TASK REQUIREMENTS
Where a line contains the word "Home", copy that line.

(Data entries)
⁂

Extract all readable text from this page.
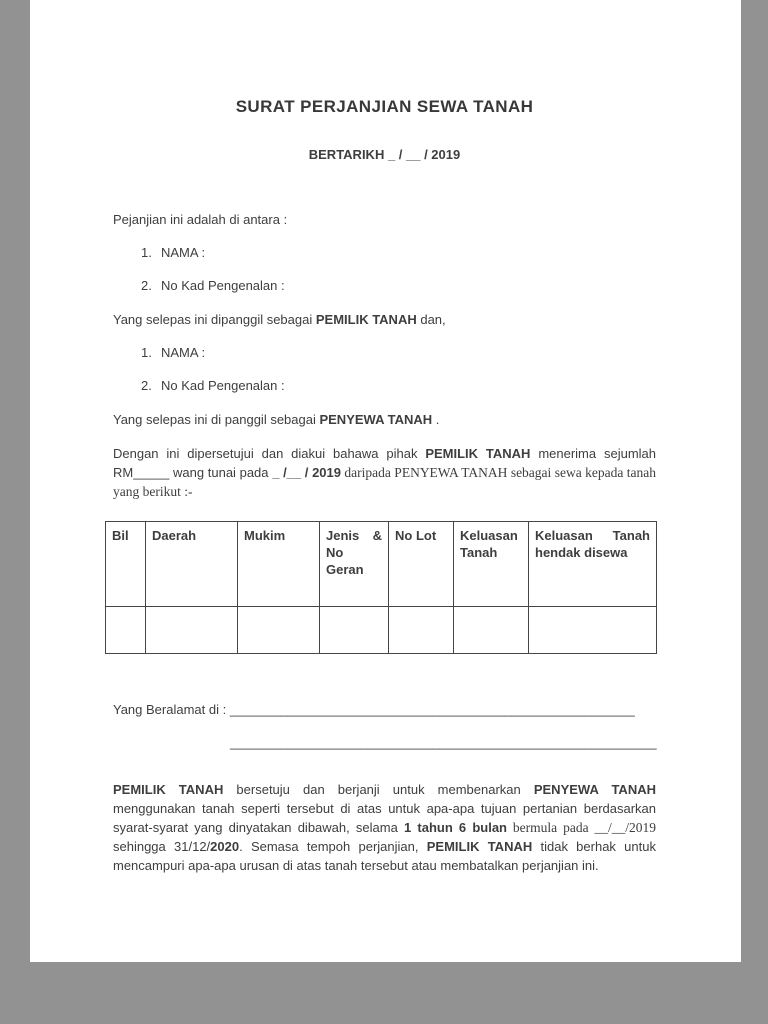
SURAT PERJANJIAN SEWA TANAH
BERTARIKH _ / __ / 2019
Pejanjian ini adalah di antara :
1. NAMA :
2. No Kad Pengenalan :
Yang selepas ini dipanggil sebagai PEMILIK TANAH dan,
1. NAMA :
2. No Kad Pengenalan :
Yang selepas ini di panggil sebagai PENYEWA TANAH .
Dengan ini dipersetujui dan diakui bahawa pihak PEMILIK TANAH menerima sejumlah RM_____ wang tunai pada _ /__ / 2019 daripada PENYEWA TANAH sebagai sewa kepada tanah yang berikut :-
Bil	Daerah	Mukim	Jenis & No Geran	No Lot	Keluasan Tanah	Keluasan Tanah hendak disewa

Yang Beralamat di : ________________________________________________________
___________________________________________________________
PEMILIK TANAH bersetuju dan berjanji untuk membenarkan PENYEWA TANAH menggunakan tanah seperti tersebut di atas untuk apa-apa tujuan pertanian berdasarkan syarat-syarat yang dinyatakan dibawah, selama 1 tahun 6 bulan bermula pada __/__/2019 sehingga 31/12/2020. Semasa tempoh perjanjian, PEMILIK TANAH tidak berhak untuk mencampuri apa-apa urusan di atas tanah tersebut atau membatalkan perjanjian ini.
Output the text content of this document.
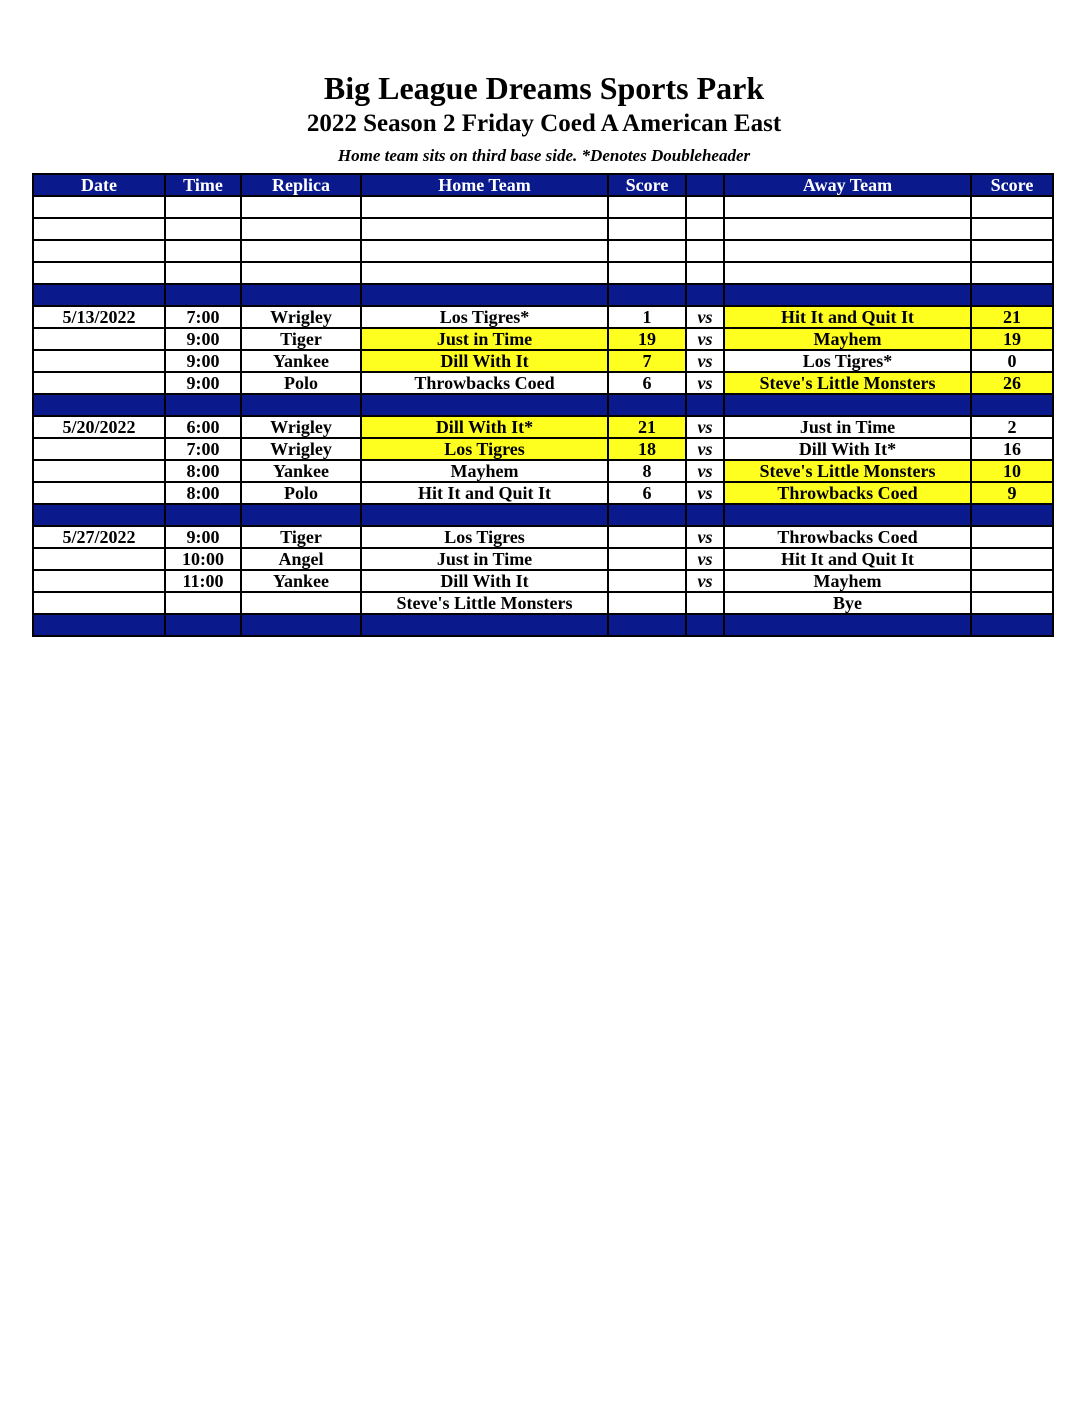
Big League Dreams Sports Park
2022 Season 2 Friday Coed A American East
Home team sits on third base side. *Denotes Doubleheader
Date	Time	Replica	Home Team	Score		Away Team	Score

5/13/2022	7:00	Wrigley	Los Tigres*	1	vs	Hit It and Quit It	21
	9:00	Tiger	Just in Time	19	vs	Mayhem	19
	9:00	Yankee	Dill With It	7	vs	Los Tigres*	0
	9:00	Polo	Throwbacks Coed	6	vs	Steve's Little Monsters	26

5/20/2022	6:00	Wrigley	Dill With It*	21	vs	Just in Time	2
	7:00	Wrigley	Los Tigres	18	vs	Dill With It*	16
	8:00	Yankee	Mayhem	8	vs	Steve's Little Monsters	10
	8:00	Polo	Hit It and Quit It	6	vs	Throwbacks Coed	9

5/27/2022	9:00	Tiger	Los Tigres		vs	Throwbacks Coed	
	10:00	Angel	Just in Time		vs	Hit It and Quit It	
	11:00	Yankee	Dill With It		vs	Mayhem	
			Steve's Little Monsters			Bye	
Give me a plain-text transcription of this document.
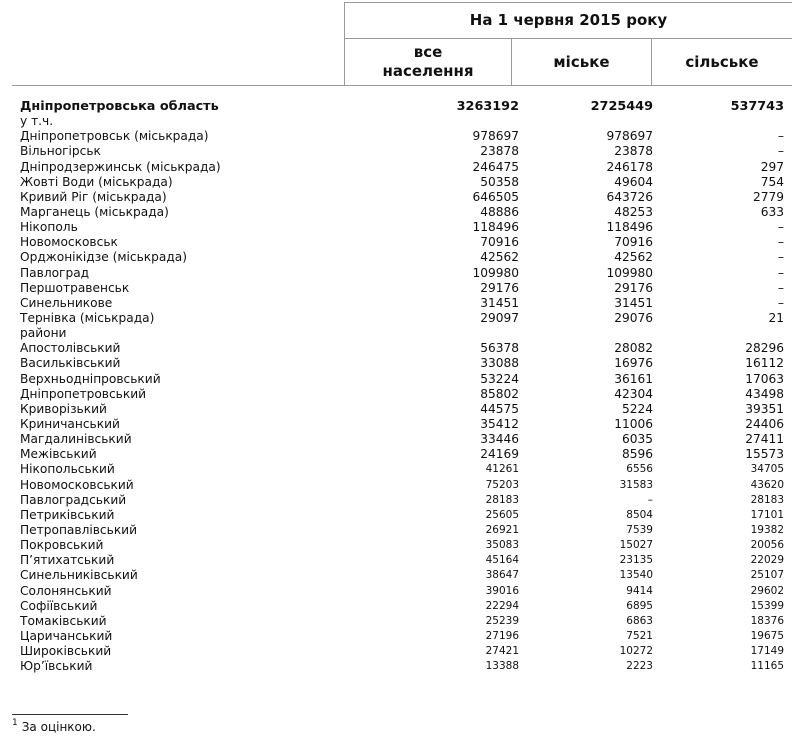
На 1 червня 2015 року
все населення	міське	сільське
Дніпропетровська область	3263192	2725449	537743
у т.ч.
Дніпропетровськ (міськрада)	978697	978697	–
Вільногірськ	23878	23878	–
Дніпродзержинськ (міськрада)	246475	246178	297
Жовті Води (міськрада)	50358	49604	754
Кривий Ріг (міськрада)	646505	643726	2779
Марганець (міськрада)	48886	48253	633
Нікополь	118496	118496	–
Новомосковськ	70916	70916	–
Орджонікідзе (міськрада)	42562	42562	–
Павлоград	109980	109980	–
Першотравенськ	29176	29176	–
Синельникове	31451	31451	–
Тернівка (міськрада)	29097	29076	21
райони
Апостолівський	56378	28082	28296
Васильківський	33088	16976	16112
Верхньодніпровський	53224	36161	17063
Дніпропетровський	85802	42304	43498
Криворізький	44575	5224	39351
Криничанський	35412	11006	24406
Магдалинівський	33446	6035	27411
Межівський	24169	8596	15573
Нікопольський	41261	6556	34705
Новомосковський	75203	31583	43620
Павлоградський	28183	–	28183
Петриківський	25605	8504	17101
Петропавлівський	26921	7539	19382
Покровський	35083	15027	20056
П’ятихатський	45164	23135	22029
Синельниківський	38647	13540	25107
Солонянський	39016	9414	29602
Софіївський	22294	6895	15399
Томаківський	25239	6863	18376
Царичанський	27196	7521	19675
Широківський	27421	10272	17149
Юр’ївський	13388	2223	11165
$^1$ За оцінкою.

⁂

EXERCISE ANSWER
Home team sits on third base side. *Denotes Doubleheader
Date	Time	Replica	Home Team	Score		Away Team	Score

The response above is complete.